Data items
────────────────────────────────────────
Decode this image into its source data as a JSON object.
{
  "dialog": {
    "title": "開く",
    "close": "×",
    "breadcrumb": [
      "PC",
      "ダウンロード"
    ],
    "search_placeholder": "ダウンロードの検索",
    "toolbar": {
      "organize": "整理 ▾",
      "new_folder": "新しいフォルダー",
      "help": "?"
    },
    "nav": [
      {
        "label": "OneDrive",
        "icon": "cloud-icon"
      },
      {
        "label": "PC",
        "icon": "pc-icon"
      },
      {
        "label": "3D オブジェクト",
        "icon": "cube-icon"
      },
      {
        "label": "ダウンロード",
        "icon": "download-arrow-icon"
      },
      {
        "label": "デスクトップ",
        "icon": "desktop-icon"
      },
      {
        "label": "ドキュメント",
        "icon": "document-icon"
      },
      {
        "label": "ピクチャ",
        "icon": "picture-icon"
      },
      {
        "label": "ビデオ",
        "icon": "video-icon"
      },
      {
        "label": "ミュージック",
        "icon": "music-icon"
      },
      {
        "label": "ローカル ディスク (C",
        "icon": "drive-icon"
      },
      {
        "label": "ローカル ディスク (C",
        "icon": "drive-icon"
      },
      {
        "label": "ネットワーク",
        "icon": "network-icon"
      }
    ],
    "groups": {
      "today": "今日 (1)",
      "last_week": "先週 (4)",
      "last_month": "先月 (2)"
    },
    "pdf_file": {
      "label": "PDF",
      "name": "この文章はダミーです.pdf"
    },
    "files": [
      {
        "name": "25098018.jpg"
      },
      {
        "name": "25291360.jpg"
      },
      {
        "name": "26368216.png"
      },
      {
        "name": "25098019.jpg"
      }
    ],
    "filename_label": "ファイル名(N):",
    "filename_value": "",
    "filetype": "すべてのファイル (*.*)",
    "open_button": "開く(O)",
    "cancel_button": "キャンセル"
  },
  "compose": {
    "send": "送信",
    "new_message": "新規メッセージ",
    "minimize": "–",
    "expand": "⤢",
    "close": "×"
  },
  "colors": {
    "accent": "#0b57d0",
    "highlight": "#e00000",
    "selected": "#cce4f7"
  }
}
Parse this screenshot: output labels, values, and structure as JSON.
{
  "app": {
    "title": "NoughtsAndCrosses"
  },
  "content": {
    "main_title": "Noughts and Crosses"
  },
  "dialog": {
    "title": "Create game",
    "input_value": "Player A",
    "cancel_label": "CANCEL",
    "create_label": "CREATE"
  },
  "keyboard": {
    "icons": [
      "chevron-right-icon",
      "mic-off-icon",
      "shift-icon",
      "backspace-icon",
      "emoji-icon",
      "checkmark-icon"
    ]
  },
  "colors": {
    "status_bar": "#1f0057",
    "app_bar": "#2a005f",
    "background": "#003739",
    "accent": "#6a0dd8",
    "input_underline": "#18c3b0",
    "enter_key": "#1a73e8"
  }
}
────────────────────────────────────────
● INSTRUCTIONS TO FOLLOW
Retype every entry above, word for word.

● RESULT
Decode this image into its source data as a JSON object.
{
  "dialog": {
    "title": "開く",
    "close": "×",
    "breadcrumb": [
      "PC",
      "ダウンロード"
    ],
    "search_placeholder": "ダウンロードの検索",
    "toolbar": {
      "organize": "整理 ▾",
      "new_folder": "新しいフォルダー",
      "help": "?"
    },
    "nav": [
      {
        "label": "OneDrive",
        "icon": "cloud-icon"
      },
      {
        "label": "PC",
        "icon": "pc-icon"
      },
      {
        "label": "3D オブジェクト",
        "icon": "cube-icon"
      },
      {
        "label": "ダウンロード",
        "icon": "download-arrow-icon"
      },
      {
        "label": "デスクトップ",
        "icon": "desktop-icon"
      },
      {
        "label": "ドキュメント",
        "icon": "document-icon"
      },
      {
        "label": "ピクチャ",
        "icon": "picture-icon"
      },
      {
        "label": "ビデオ",
        "icon": "video-icon"
      },
      {
        "label": "ミュージック",
        "icon": "music-icon"
      },
      {
        "label": "ローカル ディスク (C",
        "icon": "drive-icon"
      },
      {
        "label": "ローカル ディスク (C",
        "icon": "drive-icon"
      },
      {
        "label": "ネットワーク",
        "icon": "network-icon"
      }
    ],
    "groups": {
      "today": "今日 (1)",
      "last_week": "先週 (4)",
      "last_month": "先月 (2)"
    },
    "pdf_file": {
      "label": "PDF",
      "name": "この文章はダミーです.pdf"
    },
    "files": [
      {
        "name": "25098018.jpg"
      },
      {
        "name": "25291360.jpg"
      },
      {
        "name": "26368216.png"
      },
      {
        "name": "25098019.jpg"
      }
    ],
    "filename_label": "ファイル名(N):",
    "filename_value": "",
    "filetype": "すべてのファイル (*.*)",
    "open_button": "開く(O)",
    "cancel_button": "キャンセル"
  },
  "compose": {
    "send": "送信",
    "new_message": "新規メッセージ",
    "minimize": "–",
    "expand": "⤢",
    "close": "×"
  },
  "colors": {
    "accent": "#0b57d0",
    "highlight": "#e00000",
    "selected": "#cce4f7"
  }
}
Parse this screenshot: output labels, values, and structure as JSON.
{
  "app": {
    "title": "NoughtsAndCrosses"
  },
  "content": {
    "main_title": "Noughts and Crosses"
  },
  "dialog": {
    "title": "Create game",
    "input_value": "Player A",
    "cancel_label": "CANCEL",
    "create_label": "CREATE"
  },
  "keyboard": {
    "icons": [
      "chevron-right-icon",
      "mic-off-icon",
      "shift-icon",
      "backspace-icon",
      "emoji-icon",
      "checkmark-icon"
    ]
  },
  "colors": {
    "status_bar": "#1f0057",
    "app_bar": "#2a005f",
    "background": "#003739",
    "accent": "#6a0dd8",
    "input_underline": "#18c3b0",
    "enter_key": "#1a73e8"
  }
}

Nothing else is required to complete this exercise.